=== Listing ===
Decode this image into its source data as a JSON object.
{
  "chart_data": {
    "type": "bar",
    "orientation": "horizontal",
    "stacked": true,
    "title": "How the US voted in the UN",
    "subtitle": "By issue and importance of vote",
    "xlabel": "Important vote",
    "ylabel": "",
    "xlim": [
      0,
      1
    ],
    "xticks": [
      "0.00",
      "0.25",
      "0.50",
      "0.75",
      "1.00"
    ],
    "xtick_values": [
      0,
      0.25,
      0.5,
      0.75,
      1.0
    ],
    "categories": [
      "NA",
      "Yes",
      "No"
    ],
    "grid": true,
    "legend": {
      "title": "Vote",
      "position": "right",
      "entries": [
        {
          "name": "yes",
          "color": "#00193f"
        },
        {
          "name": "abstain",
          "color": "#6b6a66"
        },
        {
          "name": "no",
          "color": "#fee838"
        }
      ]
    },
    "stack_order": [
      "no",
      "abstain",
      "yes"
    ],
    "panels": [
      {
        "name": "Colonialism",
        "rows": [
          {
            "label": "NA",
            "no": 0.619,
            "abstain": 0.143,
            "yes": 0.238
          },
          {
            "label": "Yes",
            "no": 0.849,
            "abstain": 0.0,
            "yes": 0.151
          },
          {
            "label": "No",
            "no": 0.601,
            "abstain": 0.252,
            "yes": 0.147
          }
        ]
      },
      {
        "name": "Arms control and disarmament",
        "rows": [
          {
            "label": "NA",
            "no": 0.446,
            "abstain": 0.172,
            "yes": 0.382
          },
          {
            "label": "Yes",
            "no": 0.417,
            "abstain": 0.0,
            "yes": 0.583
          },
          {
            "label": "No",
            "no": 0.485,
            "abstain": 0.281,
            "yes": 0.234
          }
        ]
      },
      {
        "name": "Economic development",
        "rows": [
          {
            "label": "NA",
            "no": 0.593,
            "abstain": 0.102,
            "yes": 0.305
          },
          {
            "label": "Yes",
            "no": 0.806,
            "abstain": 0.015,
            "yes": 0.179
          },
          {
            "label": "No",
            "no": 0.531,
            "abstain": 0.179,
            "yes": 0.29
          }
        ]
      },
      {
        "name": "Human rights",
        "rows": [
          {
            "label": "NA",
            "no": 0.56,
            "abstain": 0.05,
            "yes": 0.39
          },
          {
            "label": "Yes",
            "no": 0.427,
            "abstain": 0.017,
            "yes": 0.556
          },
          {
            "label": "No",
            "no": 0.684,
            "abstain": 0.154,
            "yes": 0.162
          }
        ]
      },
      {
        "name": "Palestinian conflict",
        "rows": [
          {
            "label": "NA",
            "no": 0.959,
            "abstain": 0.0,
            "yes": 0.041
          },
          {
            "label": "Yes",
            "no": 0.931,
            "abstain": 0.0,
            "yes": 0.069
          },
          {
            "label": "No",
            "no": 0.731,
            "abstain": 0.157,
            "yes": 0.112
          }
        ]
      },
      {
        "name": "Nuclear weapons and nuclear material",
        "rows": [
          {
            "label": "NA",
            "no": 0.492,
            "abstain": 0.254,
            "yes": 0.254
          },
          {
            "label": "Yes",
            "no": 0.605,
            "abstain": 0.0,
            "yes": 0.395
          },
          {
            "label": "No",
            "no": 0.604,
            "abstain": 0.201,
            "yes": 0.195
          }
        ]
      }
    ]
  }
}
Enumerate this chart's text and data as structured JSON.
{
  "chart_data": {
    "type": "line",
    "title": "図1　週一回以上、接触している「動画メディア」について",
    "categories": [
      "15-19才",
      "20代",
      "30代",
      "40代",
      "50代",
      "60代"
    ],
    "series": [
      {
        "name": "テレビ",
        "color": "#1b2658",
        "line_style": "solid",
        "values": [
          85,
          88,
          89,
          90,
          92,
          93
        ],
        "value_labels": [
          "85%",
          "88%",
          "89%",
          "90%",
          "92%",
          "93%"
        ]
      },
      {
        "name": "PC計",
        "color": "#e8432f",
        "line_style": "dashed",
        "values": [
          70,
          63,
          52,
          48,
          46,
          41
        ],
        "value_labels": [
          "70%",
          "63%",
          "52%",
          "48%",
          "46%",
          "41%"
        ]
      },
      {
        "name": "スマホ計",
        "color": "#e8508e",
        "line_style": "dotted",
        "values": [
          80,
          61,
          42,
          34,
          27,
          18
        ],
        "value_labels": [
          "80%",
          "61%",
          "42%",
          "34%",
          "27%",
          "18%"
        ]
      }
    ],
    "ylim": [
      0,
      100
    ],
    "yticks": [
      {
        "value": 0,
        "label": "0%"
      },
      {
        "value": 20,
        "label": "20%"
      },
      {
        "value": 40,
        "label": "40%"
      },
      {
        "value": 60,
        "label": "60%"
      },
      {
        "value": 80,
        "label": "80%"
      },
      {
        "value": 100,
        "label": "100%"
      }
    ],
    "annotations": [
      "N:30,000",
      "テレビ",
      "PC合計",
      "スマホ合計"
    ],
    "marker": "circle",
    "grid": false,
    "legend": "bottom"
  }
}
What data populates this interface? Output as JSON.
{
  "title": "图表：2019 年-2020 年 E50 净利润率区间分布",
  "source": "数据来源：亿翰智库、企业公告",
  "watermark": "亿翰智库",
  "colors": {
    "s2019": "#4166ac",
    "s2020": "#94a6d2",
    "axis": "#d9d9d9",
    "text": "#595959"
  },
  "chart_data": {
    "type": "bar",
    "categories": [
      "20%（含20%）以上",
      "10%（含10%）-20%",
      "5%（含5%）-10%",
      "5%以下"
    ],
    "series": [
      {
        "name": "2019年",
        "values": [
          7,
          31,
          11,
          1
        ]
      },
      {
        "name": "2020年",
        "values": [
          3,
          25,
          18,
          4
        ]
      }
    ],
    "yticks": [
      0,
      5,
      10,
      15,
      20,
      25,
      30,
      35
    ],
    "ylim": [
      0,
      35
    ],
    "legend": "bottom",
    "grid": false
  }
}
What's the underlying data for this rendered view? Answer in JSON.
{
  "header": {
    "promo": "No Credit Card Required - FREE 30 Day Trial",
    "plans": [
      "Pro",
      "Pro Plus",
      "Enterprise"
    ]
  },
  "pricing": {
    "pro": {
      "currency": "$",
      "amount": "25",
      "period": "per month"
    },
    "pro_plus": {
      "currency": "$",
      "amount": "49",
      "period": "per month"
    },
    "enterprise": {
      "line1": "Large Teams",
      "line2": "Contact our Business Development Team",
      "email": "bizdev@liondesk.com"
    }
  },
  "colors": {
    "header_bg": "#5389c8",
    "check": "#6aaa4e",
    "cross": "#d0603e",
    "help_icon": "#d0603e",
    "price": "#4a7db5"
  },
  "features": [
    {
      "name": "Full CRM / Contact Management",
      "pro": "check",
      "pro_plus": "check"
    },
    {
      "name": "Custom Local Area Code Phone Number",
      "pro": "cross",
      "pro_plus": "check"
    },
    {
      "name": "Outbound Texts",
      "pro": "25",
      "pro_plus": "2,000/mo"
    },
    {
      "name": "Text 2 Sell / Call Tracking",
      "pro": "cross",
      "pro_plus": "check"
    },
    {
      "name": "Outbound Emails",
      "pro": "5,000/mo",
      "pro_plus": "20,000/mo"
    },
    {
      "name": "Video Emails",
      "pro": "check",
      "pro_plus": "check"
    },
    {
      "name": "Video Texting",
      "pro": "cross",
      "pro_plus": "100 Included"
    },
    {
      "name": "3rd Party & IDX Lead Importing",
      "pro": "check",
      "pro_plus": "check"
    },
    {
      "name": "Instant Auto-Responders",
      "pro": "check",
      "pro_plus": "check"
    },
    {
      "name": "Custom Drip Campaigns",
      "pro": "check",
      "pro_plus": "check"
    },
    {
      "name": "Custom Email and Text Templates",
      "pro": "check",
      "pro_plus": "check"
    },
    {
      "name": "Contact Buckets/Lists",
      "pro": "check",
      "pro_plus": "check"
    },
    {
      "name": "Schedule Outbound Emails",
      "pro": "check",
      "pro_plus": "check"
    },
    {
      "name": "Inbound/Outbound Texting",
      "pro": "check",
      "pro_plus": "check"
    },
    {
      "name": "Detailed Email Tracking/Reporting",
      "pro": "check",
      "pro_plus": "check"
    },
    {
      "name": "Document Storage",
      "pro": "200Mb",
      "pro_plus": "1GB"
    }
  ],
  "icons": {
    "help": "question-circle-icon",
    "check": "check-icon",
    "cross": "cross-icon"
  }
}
===
▶ [Exercise objective]
Find every line above that contains the word "Texting", and return each one.

▶ [Task output]
      "name": "Video Texting",
      "name": "Inbound/Outbound Texting",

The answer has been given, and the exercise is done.